#### Task instructions
Pick out every line in the data below that holds "Submit".

[Items from a data source]
══════════════════════════════

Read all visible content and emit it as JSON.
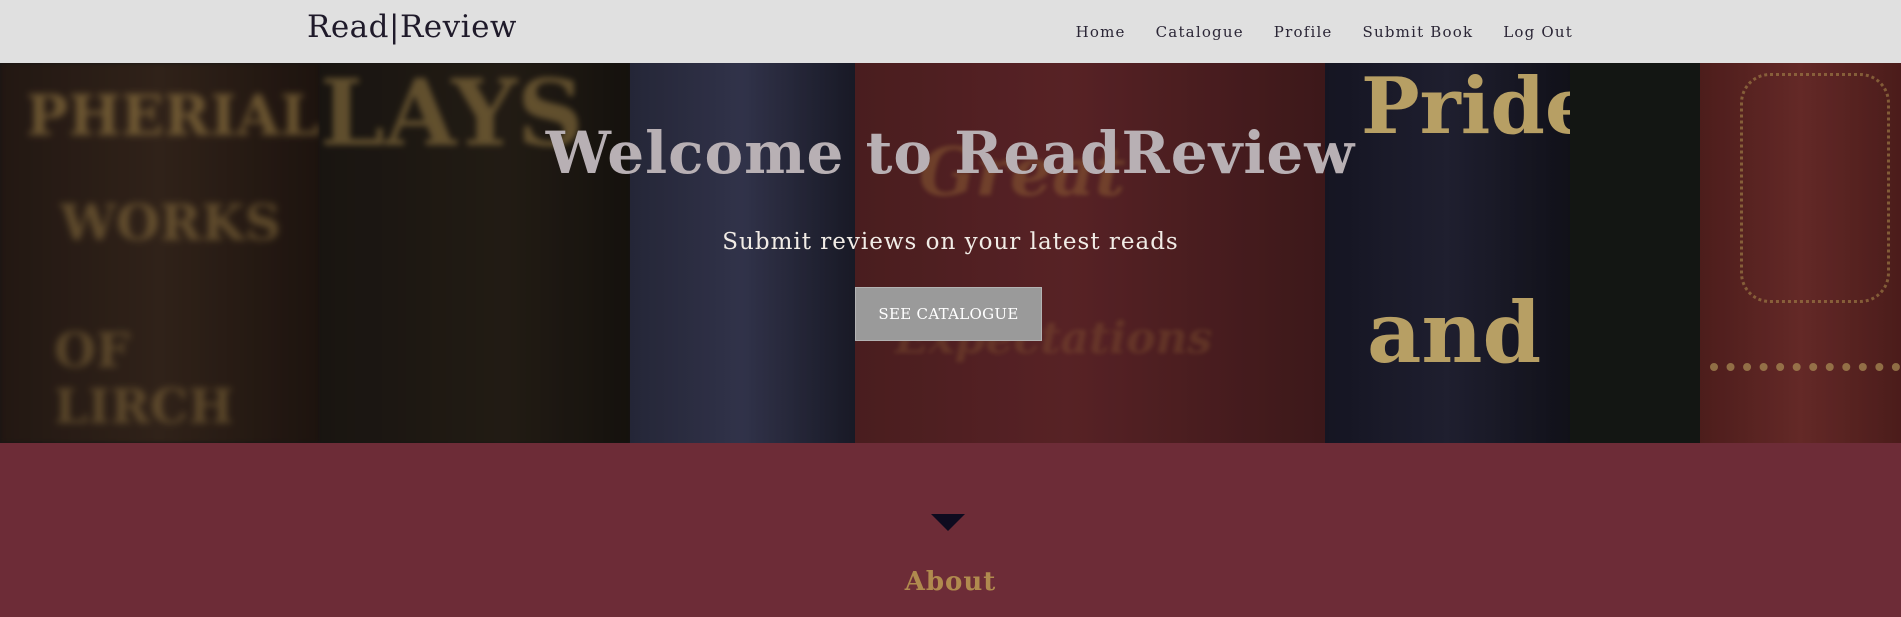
{
  "nav": {
    "brand": "Read|Review",
    "links": [
      "Home",
      "Catalogue",
      "Profile",
      "Submit Book",
      "Log Out"
    ]
  },
  "hero": {
    "title": "Welcome to ReadReview",
    "subtitle": "Submit reviews on your latest reads",
    "cta_label": "SEE CATALOGUE",
    "background_spine_text": [
      "PHERIAL",
      "LAYS",
      "WORKS",
      "OF LIRCH",
      "Great",
      "Expectations",
      "Pride",
      "and"
    ]
  },
  "about": {
    "heading": "About"
  },
  "colors": {
    "navbar_bg": "#e0e0e0",
    "section_bg": "#6d2c37",
    "cta_bg": "#9a9a9a",
    "about_heading": "#b08a4e",
    "arrow": "#0e0b1f"
  },
  "icons": {
    "scroll_arrow": "caret-down-icon"
  }
}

══════════════════════════════

#### Worked solution
      "Submit Book",
    "subtitle": "Submit reviews on your latest reads",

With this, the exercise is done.